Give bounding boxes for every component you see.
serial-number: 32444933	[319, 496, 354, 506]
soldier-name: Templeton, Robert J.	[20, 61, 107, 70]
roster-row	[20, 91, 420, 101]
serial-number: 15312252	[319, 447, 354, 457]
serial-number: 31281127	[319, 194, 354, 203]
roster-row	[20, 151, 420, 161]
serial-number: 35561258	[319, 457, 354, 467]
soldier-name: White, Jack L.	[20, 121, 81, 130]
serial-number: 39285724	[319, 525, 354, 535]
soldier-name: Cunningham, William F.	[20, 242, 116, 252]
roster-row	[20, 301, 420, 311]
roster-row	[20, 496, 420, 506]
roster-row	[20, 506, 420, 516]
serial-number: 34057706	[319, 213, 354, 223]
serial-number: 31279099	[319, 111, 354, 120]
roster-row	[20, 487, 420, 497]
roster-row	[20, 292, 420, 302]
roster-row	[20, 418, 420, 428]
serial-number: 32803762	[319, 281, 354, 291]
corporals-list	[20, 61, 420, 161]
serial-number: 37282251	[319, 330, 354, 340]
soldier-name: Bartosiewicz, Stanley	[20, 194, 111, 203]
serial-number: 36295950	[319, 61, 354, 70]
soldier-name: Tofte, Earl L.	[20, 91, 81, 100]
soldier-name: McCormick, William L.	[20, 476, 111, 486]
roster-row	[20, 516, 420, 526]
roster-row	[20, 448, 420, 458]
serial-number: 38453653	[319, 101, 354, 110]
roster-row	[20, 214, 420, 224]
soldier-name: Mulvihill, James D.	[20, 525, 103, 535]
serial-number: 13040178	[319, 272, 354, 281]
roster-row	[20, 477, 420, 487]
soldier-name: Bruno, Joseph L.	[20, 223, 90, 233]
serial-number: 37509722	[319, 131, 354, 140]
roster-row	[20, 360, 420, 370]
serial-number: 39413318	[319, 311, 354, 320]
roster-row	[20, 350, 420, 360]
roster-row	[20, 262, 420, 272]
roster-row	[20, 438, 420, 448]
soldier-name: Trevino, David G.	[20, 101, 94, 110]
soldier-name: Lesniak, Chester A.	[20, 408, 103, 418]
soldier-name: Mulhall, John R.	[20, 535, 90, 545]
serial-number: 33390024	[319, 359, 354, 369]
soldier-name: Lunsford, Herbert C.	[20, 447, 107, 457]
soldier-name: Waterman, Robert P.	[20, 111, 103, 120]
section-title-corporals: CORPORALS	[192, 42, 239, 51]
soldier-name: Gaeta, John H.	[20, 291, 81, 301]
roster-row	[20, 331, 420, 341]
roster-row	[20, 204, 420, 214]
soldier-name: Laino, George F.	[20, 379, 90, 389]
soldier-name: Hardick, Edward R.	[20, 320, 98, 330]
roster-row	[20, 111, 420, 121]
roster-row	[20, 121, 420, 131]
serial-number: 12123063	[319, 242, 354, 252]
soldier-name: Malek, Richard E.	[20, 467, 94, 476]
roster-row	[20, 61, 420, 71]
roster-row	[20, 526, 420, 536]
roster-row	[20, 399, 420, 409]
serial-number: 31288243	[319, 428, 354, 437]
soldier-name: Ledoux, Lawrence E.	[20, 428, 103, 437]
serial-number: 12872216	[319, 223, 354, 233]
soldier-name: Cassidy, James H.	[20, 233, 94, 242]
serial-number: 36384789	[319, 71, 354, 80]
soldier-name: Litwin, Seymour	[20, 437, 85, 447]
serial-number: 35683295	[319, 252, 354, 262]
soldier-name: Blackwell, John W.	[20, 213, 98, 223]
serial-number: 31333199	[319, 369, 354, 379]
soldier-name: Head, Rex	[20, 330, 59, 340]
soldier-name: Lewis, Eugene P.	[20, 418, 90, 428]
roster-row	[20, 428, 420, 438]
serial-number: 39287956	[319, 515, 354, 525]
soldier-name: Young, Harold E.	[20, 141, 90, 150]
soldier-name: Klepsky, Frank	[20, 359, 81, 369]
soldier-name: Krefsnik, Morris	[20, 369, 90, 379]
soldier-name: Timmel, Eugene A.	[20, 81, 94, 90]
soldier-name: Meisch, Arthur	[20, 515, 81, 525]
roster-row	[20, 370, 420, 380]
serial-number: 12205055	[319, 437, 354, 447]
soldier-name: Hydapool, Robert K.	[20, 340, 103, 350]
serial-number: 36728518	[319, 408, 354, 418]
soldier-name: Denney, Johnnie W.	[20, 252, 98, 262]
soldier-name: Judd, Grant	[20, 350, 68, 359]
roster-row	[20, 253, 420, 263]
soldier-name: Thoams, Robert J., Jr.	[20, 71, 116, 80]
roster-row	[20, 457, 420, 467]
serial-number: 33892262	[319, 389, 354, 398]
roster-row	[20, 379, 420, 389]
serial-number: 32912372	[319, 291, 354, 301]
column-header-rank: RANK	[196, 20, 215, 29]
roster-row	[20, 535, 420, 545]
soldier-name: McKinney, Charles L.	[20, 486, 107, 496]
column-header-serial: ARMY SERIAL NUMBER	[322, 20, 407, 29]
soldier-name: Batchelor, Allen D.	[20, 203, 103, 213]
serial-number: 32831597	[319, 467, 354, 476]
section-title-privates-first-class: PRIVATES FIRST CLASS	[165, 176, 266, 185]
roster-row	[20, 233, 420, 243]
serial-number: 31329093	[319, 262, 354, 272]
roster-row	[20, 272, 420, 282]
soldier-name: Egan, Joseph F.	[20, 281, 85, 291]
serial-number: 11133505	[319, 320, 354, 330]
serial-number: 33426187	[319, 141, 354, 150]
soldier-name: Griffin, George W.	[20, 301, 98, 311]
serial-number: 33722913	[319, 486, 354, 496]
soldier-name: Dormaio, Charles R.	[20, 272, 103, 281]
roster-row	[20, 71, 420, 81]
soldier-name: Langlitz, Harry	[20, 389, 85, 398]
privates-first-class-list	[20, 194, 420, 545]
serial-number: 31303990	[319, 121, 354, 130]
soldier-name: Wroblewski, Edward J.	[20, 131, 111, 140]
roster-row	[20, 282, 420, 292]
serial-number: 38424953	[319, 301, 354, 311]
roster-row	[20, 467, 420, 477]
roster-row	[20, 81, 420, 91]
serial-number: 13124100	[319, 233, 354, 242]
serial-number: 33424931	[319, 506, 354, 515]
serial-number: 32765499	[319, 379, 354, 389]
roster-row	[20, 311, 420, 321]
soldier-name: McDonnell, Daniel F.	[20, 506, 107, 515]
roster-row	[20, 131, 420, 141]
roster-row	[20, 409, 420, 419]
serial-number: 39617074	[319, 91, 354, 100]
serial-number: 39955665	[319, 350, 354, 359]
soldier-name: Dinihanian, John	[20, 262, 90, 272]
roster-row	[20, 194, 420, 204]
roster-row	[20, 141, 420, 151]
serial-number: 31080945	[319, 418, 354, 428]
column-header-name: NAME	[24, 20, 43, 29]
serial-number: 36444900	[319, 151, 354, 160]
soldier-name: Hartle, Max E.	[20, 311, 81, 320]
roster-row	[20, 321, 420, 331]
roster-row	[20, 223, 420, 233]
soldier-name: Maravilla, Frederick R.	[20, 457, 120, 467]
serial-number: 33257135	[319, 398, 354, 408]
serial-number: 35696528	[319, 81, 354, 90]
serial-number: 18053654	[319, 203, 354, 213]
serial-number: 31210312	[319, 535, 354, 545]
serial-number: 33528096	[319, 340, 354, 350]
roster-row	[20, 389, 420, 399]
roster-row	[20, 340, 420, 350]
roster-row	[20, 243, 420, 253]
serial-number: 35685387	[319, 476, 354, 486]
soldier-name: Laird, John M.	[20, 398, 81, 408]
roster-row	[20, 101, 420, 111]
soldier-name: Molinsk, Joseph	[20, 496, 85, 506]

Task brief
Reproduce all of the records above line for line, changing nothing.

Final result
Give bounding boxes for every component you see.
serial-number: 32444933	[319, 496, 354, 506]
soldier-name: Templeton, Robert J.	[20, 61, 107, 70]
roster-row	[20, 91, 420, 101]
serial-number: 15312252	[319, 447, 354, 457]
serial-number: 31281127	[319, 194, 354, 203]
roster-row	[20, 151, 420, 161]
serial-number: 35561258	[319, 457, 354, 467]
soldier-name: White, Jack L.	[20, 121, 81, 130]
serial-number: 39285724	[319, 525, 354, 535]
soldier-name: Cunningham, William F.	[20, 242, 116, 252]
roster-row	[20, 301, 420, 311]
roster-row	[20, 496, 420, 506]
roster-row	[20, 506, 420, 516]
serial-number: 34057706	[319, 213, 354, 223]
serial-number: 31279099	[319, 111, 354, 120]
roster-row	[20, 487, 420, 497]
roster-row	[20, 292, 420, 302]
roster-row	[20, 418, 420, 428]
serial-number: 32803762	[319, 281, 354, 291]
corporals-list	[20, 61, 420, 161]
serial-number: 37282251	[319, 330, 354, 340]
soldier-name: Bartosiewicz, Stanley	[20, 194, 111, 203]
serial-number: 36295950	[319, 61, 354, 70]
soldier-name: Tofte, Earl L.	[20, 91, 81, 100]
soldier-name: McCormick, William L.	[20, 476, 111, 486]
roster-row	[20, 516, 420, 526]
roster-row	[20, 448, 420, 458]
serial-number: 38453653	[319, 101, 354, 110]
roster-row	[20, 214, 420, 224]
soldier-name: Mulvihill, James D.	[20, 525, 103, 535]
serial-number: 13040178	[319, 272, 354, 281]
roster-row	[20, 477, 420, 487]
soldier-name: Bruno, Joseph L.	[20, 223, 90, 233]
serial-number: 37509722	[319, 131, 354, 140]
roster-row	[20, 360, 420, 370]
serial-number: 39413318	[319, 311, 354, 320]
roster-row	[20, 350, 420, 360]
roster-row	[20, 262, 420, 272]
roster-row	[20, 438, 420, 448]
soldier-name: Trevino, David G.	[20, 101, 94, 110]
soldier-name: Lesniak, Chester A.	[20, 408, 103, 418]
soldier-name: Mulhall, John R.	[20, 535, 90, 545]
serial-number: 33390024	[319, 359, 354, 369]
soldier-name: Lunsford, Herbert C.	[20, 447, 107, 457]
soldier-name: Waterman, Robert P.	[20, 111, 103, 120]
section-title-corporals: CORPORALS	[192, 42, 239, 51]
soldier-name: Gaeta, John H.	[20, 291, 81, 301]
roster-row	[20, 331, 420, 341]
roster-row	[20, 204, 420, 214]
soldier-name: Laino, George F.	[20, 379, 90, 389]
soldier-name: Hardick, Edward R.	[20, 320, 98, 330]
roster-row	[20, 111, 420, 121]
roster-row	[20, 121, 420, 131]
serial-number: 12123063	[319, 242, 354, 252]
soldier-name: Malek, Richard E.	[20, 467, 94, 476]
roster-row	[20, 61, 420, 71]
roster-row	[20, 526, 420, 536]
roster-row	[20, 399, 420, 409]
serial-number: 31288243	[319, 428, 354, 437]
soldier-name: Ledoux, Lawrence E.	[20, 428, 103, 437]
serial-number: 12872216	[319, 223, 354, 233]
soldier-name: Cassidy, James H.	[20, 233, 94, 242]
serial-number: 36384789	[319, 71, 354, 80]
soldier-name: Litwin, Seymour	[20, 437, 85, 447]
serial-number: 35683295	[319, 252, 354, 262]
soldier-name: Blackwell, John W.	[20, 213, 98, 223]
serial-number: 31333199	[319, 369, 354, 379]
soldier-name: Head, Rex	[20, 330, 59, 340]
soldier-name: Lewis, Eugene P.	[20, 418, 90, 428]
roster-row	[20, 428, 420, 438]
serial-number: 39287956	[319, 515, 354, 525]
soldier-name: Young, Harold E.	[20, 141, 90, 150]
soldier-name: Klepsky, Frank	[20, 359, 81, 369]
soldier-name: Krefsnik, Morris	[20, 369, 90, 379]
soldier-name: Timmel, Eugene A.	[20, 81, 94, 90]
soldier-name: Meisch, Arthur	[20, 515, 81, 525]
roster-row	[20, 370, 420, 380]
serial-number: 12205055	[319, 437, 354, 447]
soldier-name: Hydapool, Robert K.	[20, 340, 103, 350]
serial-number: 36728518	[319, 408, 354, 418]
soldier-name: Denney, Johnnie W.	[20, 252, 98, 262]
soldier-name: Judd, Grant	[20, 350, 68, 359]
roster-row	[20, 253, 420, 263]
soldier-name: Thoams, Robert J., Jr.	[20, 71, 116, 80]
roster-row	[20, 457, 420, 467]
serial-number: 33892262	[319, 389, 354, 398]
roster-row	[20, 379, 420, 389]
serial-number: 32912372	[319, 291, 354, 301]
column-header-rank: RANK	[196, 20, 215, 29]
roster-row	[20, 535, 420, 545]
soldier-name: McKinney, Charles L.	[20, 486, 107, 496]
column-header-serial: ARMY SERIAL NUMBER	[322, 20, 407, 29]
soldier-name: Batchelor, Allen D.	[20, 203, 103, 213]
serial-number: 32831597	[319, 467, 354, 476]
section-title-privates-first-class: PRIVATES FIRST CLASS	[165, 176, 266, 185]
roster-row	[20, 233, 420, 243]
serial-number: 31329093	[319, 262, 354, 272]
roster-row	[20, 272, 420, 282]
soldier-name: Egan, Joseph F.	[20, 281, 85, 291]
serial-number: 11133505	[319, 320, 354, 330]
serial-number: 33426187	[319, 141, 354, 150]
soldier-name: Griffin, George W.	[20, 301, 98, 311]
serial-number: 33722913	[319, 486, 354, 496]
soldier-name: Dormaio, Charles R.	[20, 272, 103, 281]
roster-row	[20, 71, 420, 81]
soldier-name: Langlitz, Harry	[20, 389, 85, 398]
privates-first-class-list	[20, 194, 420, 545]
serial-number: 31303990	[319, 121, 354, 130]
soldier-name: Wroblewski, Edward J.	[20, 131, 111, 140]
roster-row	[20, 282, 420, 292]
serial-number: 38424953	[319, 301, 354, 311]
roster-row	[20, 467, 420, 477]
roster-row	[20, 81, 420, 91]
serial-number: 13124100	[319, 233, 354, 242]
serial-number: 33424931	[319, 506, 354, 515]
serial-number: 32765499	[319, 379, 354, 389]
roster-row	[20, 311, 420, 321]
soldier-name: McDonnell, Daniel F.	[20, 506, 107, 515]
roster-row	[20, 131, 420, 141]
roster-row	[20, 409, 420, 419]
serial-number: 39617074	[319, 91, 354, 100]
serial-number: 39955665	[319, 350, 354, 359]
soldier-name: Dinihanian, John	[20, 262, 90, 272]
roster-row	[20, 194, 420, 204]
roster-row	[20, 141, 420, 151]
serial-number: 31080945	[319, 418, 354, 428]
column-header-name: NAME	[24, 20, 43, 29]
serial-number: 36444900	[319, 151, 354, 160]
soldier-name: Hartle, Max E.	[20, 311, 81, 320]
roster-row	[20, 321, 420, 331]
roster-row	[20, 223, 420, 233]
soldier-name: Maravilla, Frederick R.	[20, 457, 120, 467]
serial-number: 33257135	[319, 398, 354, 408]
serial-number: 35696528	[319, 81, 354, 90]
serial-number: 18053654	[319, 203, 354, 213]
serial-number: 31210312	[319, 535, 354, 545]
serial-number: 33528096	[319, 340, 354, 350]
roster-row	[20, 389, 420, 399]
roster-row	[20, 340, 420, 350]
roster-row	[20, 243, 420, 253]
serial-number: 35685387	[319, 476, 354, 486]
soldier-name: Laird, John M.	[20, 398, 81, 408]
roster-row	[20, 101, 420, 111]
soldier-name: Molinsk, Joseph	[20, 496, 85, 506]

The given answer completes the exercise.